Copy out each line of the material in which the word "glazing" appears.

··· Stored rows

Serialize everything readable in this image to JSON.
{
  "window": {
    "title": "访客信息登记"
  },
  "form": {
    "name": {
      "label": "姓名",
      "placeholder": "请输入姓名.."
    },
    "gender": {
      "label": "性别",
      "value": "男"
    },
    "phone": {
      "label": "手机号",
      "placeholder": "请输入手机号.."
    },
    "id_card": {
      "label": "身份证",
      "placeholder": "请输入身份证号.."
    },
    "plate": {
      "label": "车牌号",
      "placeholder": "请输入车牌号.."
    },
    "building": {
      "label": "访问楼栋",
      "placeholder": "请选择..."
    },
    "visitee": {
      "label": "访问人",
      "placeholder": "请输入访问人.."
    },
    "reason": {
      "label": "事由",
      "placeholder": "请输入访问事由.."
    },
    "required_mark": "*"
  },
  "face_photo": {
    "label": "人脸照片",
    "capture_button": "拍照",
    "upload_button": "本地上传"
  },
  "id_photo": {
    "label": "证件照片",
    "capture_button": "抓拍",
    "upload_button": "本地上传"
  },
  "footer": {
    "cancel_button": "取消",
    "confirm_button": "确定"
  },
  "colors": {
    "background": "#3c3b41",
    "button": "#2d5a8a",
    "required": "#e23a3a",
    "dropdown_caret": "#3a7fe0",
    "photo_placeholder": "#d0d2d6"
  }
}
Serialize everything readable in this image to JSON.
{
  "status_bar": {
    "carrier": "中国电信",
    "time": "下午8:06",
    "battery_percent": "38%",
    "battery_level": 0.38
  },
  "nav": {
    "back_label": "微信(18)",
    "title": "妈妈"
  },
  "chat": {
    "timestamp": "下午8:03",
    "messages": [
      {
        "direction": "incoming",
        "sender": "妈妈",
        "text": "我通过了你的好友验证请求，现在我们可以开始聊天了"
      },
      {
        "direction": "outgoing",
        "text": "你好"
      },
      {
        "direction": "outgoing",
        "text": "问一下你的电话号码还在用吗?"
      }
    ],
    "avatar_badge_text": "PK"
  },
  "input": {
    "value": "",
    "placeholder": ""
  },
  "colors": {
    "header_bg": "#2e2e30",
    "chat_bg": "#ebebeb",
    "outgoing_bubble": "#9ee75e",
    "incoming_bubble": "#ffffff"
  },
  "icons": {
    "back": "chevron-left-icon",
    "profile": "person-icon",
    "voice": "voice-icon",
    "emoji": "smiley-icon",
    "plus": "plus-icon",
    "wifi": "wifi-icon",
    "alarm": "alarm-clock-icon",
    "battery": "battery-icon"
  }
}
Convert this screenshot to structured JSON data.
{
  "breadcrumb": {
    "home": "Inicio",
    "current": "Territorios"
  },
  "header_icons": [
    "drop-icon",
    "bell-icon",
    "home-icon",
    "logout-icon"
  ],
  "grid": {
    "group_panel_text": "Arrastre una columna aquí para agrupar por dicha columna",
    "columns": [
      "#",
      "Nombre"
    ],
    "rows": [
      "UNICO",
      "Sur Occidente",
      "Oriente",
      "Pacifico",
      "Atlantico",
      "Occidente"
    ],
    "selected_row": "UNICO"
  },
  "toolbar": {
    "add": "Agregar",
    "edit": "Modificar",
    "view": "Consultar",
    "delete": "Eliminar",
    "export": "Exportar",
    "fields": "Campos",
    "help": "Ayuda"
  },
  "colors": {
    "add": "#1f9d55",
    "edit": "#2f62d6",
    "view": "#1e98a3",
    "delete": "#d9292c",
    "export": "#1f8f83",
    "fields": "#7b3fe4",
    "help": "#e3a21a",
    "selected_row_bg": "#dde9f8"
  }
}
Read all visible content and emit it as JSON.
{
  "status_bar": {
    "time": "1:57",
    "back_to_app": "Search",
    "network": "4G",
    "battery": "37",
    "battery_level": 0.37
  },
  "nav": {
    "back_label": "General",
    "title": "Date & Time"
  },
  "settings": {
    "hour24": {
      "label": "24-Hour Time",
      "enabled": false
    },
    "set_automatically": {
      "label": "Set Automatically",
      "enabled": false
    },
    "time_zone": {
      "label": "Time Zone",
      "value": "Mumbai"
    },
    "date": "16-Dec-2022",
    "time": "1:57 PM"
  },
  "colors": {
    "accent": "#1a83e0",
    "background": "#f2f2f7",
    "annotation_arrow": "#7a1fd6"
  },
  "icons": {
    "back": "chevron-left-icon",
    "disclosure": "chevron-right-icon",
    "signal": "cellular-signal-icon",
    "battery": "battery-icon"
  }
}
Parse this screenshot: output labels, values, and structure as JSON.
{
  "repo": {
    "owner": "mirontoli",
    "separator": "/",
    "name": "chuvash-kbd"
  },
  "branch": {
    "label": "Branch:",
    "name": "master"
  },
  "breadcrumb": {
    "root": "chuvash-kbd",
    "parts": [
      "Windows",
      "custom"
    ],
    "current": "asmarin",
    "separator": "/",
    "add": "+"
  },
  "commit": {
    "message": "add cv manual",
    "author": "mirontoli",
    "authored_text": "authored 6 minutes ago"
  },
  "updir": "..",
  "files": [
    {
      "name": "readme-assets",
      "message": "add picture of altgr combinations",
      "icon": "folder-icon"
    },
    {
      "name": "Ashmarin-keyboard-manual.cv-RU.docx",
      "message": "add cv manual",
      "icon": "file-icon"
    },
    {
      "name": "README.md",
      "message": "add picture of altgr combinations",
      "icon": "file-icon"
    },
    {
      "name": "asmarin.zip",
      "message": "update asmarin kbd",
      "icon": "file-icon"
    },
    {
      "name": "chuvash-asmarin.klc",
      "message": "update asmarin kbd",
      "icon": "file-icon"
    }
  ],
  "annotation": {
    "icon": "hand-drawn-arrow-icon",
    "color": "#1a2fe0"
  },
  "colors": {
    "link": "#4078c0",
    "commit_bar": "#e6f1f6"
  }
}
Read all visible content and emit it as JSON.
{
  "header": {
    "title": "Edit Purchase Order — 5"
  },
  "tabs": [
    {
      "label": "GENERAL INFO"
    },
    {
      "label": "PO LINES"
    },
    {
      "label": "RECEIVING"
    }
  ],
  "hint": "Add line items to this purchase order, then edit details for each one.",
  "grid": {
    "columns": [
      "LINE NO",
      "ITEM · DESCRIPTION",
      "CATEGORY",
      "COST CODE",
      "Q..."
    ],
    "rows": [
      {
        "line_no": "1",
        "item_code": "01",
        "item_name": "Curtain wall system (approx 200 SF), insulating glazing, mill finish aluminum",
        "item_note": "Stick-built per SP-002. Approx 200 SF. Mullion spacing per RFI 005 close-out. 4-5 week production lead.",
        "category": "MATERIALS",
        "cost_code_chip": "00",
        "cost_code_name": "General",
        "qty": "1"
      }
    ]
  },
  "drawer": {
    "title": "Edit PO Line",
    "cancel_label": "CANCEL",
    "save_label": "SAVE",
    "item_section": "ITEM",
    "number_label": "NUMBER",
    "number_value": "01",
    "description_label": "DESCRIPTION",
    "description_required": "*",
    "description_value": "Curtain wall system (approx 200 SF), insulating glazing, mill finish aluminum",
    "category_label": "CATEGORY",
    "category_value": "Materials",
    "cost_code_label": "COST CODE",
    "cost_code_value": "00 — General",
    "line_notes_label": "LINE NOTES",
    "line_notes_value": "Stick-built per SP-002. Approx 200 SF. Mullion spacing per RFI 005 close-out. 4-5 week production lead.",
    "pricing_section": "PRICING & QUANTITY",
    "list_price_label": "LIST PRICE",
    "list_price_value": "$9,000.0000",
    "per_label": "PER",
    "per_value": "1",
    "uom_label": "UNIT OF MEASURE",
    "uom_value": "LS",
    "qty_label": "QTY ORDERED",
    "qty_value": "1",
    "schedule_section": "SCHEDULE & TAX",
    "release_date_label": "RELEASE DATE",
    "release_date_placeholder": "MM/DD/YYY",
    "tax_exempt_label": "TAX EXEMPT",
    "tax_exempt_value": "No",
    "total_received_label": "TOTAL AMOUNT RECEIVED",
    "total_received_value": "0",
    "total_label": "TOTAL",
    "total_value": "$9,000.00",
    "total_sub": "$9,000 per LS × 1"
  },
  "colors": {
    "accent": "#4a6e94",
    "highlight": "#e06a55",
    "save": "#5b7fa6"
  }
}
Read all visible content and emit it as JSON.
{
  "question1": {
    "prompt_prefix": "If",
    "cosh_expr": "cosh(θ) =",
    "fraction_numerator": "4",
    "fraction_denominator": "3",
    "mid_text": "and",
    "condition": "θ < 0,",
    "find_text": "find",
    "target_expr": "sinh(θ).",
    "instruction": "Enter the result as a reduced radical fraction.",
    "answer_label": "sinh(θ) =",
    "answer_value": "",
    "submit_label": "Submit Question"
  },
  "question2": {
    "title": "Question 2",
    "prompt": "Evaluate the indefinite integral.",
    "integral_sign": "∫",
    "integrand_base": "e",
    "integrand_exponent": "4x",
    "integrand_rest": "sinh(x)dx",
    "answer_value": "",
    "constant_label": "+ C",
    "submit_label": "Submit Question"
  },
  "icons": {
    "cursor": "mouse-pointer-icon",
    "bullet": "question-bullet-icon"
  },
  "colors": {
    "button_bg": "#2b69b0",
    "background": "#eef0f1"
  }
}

······

# Reply:
        "item_name": "Curtain wall system (approx 200 SF), insulating glazing, mill finish aluminum",
    "description_value": "Curtain wall system (approx 200 SF), insulating glazing, mill finish aluminum",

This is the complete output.